*Set task*.
Swap every "section-title" in the listing below for "heading-text", and reproduce all of its lines with nothing else altered.

----

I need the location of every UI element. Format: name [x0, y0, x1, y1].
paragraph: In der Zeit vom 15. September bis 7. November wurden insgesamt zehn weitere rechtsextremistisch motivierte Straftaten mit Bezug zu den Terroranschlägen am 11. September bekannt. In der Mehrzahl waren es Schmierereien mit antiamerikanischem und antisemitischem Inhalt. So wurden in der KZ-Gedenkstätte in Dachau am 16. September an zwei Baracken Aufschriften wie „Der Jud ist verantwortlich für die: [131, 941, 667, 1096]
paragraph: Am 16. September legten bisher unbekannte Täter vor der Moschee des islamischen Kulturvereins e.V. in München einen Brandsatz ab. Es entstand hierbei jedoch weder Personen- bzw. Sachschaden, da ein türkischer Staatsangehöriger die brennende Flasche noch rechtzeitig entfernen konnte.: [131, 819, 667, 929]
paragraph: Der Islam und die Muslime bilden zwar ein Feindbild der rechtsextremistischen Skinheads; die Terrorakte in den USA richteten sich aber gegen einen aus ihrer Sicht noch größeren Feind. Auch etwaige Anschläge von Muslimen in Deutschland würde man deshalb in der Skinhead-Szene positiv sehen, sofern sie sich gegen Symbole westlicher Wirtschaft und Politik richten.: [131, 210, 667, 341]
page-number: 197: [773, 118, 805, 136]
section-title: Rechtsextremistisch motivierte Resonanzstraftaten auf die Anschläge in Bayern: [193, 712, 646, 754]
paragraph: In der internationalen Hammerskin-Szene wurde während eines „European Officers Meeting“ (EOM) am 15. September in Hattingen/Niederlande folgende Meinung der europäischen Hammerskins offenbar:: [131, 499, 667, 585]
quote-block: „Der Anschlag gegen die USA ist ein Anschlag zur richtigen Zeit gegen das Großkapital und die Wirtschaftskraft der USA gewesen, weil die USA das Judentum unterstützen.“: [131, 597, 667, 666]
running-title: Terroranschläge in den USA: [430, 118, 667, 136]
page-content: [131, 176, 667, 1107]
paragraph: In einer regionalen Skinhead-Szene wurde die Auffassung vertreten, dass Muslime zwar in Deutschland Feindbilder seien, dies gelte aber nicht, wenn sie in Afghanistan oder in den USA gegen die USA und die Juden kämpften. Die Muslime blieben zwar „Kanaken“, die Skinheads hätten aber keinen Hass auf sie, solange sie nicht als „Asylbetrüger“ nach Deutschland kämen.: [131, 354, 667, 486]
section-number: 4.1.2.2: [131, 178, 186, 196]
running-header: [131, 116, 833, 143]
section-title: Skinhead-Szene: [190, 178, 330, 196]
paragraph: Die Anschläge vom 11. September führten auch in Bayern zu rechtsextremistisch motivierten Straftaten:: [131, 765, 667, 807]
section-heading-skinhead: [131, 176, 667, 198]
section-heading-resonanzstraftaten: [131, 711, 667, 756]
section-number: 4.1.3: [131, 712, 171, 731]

----

*Reply to the exercise*.
I need the location of every UI element. Format: name [x0, y0, x1, y1].
paragraph: In der Zeit vom 15. September bis 7. November wurden insgesamt zehn weitere rechtsextremistisch motivierte Straftaten mit Bezug zu den Terroranschlägen am 11. September bekannt. In der Mehrzahl waren es Schmierereien mit antiamerikanischem und antisemitischem Inhalt. So wurden in der KZ-Gedenkstätte in Dachau am 16. September an zwei Baracken Aufschriften wie „Der Jud ist verantwortlich für die: [131, 941, 667, 1096]
paragraph: Am 16. September legten bisher unbekannte Täter vor der Moschee des islamischen Kulturvereins e.V. in München einen Brandsatz ab. Es entstand hierbei jedoch weder Personen- bzw. Sachschaden, da ein türkischer Staatsangehöriger die brennende Flasche noch rechtzeitig entfernen konnte.: [131, 819, 667, 929]
paragraph: Der Islam und die Muslime bilden zwar ein Feindbild der rechtsextremistischen Skinheads; die Terrorakte in den USA richteten sich aber gegen einen aus ihrer Sicht noch größeren Feind. Auch etwaige Anschläge von Muslimen in Deutschland würde man deshalb in der Skinhead-Szene positiv sehen, sofern sie sich gegen Symbole westlicher Wirtschaft und Politik richten.: [131, 210, 667, 341]
page-number: 197: [773, 118, 805, 136]
heading-text: Rechtsextremistisch motivierte Resonanzstraftaten auf die Anschläge in Bayern: [193, 712, 646, 754]
paragraph: In der internationalen Hammerskin-Szene wurde während eines „European Officers Meeting“ (EOM) am 15. September in Hattingen/Niederlande folgende Meinung der europäischen Hammerskins offenbar:: [131, 499, 667, 585]
quote-block: „Der Anschlag gegen die USA ist ein Anschlag zur richtigen Zeit gegen das Großkapital und die Wirtschaftskraft der USA gewesen, weil die USA das Judentum unterstützen.“: [131, 597, 667, 666]
running-title: Terroranschläge in den USA: [430, 118, 667, 136]
page-content: [131, 176, 667, 1107]
paragraph: In einer regionalen Skinhead-Szene wurde die Auffassung vertreten, dass Muslime zwar in Deutschland Feindbilder seien, dies gelte aber nicht, wenn sie in Afghanistan oder in den USA gegen die USA und die Juden kämpften. Die Muslime blieben zwar „Kanaken“, die Skinheads hätten aber keinen Hass auf sie, solange sie nicht als „Asylbetrüger“ nach Deutschland kämen.: [131, 354, 667, 486]
section-number: 4.1.2.2: [131, 178, 186, 196]
running-header: [131, 116, 833, 143]
heading-text: Skinhead-Szene: [190, 178, 330, 196]
paragraph: Die Anschläge vom 11. September führten auch in Bayern zu rechtsextremistisch motivierten Straftaten:: [131, 765, 667, 807]
section-heading-skinhead: [131, 176, 667, 198]
section-heading-resonanzstraftaten: [131, 711, 667, 756]
section-number: 4.1.3: [131, 712, 171, 731]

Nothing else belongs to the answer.